> [Exercise material]:
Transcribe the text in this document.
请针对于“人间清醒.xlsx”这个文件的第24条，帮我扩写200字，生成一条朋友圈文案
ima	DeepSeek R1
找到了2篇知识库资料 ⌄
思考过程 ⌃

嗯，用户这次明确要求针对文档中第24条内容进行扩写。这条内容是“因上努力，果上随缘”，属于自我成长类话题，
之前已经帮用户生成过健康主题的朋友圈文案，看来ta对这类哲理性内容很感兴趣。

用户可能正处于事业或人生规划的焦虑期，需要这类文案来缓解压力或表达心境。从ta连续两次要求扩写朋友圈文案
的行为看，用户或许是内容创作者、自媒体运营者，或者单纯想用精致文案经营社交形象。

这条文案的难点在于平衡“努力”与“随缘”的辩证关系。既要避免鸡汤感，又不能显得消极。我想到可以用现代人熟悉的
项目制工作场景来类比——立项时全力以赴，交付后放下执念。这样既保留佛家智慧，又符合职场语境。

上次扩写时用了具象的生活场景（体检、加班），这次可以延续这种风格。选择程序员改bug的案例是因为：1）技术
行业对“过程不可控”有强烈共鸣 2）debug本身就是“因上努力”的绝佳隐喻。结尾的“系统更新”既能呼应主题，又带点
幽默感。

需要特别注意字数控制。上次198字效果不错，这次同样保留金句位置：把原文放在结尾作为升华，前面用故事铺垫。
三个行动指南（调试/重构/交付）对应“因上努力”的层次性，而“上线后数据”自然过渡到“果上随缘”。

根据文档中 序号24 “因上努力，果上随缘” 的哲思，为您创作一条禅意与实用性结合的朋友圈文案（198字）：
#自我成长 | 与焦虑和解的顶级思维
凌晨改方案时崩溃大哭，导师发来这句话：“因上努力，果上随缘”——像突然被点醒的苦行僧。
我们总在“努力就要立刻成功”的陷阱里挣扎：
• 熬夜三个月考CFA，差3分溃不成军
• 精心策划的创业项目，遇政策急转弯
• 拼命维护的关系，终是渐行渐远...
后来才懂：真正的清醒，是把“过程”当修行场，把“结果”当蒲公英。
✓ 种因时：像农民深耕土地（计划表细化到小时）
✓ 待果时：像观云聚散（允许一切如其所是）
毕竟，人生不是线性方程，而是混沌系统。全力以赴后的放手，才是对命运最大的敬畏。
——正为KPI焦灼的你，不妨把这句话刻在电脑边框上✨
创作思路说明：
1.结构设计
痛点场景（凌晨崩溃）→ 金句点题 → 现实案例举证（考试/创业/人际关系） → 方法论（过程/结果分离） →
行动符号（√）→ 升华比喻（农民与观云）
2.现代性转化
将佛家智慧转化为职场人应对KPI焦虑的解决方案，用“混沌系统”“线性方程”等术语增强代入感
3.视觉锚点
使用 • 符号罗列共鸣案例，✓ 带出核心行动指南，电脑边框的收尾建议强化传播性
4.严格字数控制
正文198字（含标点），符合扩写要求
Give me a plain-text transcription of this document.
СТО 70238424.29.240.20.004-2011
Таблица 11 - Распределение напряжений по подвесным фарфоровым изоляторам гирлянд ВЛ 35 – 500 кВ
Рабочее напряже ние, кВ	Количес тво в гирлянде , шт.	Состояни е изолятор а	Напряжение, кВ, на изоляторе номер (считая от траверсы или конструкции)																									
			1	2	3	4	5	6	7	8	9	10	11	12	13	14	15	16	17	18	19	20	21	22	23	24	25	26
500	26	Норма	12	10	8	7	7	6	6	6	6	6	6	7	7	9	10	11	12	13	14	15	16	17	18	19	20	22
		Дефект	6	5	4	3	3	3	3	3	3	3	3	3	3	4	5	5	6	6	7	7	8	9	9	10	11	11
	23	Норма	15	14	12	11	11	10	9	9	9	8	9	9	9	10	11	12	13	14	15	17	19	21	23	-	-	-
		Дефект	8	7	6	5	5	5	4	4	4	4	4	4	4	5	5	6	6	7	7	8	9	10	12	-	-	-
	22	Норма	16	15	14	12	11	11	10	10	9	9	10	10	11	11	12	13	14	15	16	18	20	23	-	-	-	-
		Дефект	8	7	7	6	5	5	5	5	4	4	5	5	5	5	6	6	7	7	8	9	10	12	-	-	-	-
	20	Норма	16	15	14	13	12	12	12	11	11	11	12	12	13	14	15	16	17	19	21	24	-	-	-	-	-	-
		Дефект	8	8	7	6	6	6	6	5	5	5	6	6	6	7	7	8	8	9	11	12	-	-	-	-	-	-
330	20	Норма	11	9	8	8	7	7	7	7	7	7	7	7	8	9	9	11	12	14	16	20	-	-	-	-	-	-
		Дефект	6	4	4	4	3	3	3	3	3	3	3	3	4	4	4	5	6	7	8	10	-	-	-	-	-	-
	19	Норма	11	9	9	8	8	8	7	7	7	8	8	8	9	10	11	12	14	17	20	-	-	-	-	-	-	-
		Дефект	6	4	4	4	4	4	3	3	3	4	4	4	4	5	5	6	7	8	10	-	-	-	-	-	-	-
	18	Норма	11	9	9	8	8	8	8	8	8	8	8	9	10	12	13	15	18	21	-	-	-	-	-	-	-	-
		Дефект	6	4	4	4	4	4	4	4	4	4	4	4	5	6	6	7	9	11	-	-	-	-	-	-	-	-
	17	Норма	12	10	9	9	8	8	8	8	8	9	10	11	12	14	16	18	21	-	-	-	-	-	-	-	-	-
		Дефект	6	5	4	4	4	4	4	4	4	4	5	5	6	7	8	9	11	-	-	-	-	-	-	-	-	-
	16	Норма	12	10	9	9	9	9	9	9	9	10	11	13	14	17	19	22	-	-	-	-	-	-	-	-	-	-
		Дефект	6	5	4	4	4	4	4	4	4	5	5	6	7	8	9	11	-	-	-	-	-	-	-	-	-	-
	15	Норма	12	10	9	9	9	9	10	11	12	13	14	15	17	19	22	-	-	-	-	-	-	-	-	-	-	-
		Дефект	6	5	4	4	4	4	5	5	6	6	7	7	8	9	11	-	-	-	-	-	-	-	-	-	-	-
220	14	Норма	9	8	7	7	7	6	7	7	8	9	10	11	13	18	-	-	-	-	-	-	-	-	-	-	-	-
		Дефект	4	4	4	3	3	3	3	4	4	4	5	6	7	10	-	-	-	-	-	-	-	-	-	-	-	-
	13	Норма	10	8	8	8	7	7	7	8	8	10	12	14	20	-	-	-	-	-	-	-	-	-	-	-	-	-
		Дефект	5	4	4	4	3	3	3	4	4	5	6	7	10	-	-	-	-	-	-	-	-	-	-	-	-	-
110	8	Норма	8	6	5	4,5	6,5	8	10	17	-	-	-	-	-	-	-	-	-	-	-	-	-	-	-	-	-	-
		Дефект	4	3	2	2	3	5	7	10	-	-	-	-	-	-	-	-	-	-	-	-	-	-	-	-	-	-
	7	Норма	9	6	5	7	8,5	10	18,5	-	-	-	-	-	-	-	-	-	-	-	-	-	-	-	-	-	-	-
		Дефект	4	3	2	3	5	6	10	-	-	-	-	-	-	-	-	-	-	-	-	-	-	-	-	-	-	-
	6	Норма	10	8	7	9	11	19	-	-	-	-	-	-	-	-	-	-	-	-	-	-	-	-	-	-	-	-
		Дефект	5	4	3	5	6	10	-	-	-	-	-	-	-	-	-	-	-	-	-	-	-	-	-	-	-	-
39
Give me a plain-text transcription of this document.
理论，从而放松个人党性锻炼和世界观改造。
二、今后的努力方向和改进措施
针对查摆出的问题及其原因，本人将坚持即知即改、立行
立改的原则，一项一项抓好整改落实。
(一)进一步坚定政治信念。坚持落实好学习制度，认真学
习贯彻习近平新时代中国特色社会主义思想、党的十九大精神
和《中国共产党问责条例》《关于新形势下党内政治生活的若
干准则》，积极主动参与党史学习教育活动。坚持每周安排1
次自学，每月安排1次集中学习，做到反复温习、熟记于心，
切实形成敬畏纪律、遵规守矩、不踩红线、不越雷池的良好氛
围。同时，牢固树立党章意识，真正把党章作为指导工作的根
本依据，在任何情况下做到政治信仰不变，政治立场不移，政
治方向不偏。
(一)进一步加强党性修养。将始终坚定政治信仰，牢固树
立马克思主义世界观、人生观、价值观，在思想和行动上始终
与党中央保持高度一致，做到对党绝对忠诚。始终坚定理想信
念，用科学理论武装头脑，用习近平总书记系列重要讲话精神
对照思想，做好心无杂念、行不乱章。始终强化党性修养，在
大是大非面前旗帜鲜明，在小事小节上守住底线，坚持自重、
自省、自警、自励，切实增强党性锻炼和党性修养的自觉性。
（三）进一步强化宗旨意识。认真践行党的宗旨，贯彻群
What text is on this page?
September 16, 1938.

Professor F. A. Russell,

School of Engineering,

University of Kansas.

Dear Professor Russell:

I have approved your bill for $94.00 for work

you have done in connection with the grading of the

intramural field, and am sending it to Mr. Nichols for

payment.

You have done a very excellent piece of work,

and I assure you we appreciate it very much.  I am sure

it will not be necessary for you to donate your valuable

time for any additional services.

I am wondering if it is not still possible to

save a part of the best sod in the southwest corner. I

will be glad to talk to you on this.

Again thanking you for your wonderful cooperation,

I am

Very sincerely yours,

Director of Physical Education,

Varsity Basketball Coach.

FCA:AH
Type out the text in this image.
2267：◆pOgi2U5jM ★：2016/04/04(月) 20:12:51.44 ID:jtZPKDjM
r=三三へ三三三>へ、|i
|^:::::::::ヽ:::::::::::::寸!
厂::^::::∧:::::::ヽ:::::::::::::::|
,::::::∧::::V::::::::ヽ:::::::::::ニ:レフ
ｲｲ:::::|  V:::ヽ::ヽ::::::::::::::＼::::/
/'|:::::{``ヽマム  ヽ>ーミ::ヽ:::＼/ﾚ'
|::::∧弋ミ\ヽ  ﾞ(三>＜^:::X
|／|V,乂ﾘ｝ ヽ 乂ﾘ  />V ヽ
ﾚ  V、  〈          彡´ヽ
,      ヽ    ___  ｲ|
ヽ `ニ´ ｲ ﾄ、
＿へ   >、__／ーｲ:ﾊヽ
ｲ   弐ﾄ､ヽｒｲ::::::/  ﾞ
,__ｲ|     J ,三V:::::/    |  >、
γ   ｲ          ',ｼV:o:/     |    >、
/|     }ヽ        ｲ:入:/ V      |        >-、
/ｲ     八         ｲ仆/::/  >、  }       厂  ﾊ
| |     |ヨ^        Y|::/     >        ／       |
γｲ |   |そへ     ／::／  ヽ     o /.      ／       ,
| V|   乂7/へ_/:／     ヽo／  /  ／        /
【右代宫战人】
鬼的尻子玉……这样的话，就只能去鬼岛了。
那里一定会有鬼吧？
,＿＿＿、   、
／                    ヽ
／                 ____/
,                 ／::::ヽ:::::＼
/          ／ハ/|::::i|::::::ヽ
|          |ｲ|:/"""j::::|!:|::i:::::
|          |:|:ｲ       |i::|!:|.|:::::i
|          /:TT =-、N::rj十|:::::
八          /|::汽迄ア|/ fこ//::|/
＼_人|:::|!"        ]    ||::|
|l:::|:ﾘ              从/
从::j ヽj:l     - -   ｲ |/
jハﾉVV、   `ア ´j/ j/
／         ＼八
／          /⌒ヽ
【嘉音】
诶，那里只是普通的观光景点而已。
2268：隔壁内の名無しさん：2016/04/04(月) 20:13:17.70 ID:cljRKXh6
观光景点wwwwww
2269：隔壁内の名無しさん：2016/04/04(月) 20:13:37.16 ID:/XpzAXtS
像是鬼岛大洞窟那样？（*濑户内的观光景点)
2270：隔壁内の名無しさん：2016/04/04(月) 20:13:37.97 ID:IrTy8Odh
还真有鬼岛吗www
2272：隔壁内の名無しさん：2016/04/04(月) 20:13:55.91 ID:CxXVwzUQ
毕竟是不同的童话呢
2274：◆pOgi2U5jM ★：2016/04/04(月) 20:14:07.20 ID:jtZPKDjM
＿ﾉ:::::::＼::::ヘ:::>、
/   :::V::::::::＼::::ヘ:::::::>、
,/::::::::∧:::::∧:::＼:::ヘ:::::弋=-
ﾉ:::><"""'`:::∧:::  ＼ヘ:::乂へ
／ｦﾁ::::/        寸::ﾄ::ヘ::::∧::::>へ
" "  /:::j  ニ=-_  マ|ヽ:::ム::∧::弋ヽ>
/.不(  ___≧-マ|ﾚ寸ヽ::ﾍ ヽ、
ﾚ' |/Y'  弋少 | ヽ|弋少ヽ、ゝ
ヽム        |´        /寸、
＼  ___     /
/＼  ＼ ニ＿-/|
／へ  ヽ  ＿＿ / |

> [Problem statement]:
Read through the entries and copy each line in which "隔壁内の名無しさん" appears.

> [Worked solution]:
2268：隔壁内の名無しさん：2016/04/04(月) 20:13:17.70 ID:cljRKXh6
2269：隔壁内の名無しさん：2016/04/04(月) 20:13:37.16 ID:/XpzAXtS
2270：隔壁内の名無しさん：2016/04/04(月) 20:13:37.97 ID:IrTy8Odh
2272：隔壁内の名無しさん：2016/04/04(月) 20:13:55.91 ID:CxXVwzUQ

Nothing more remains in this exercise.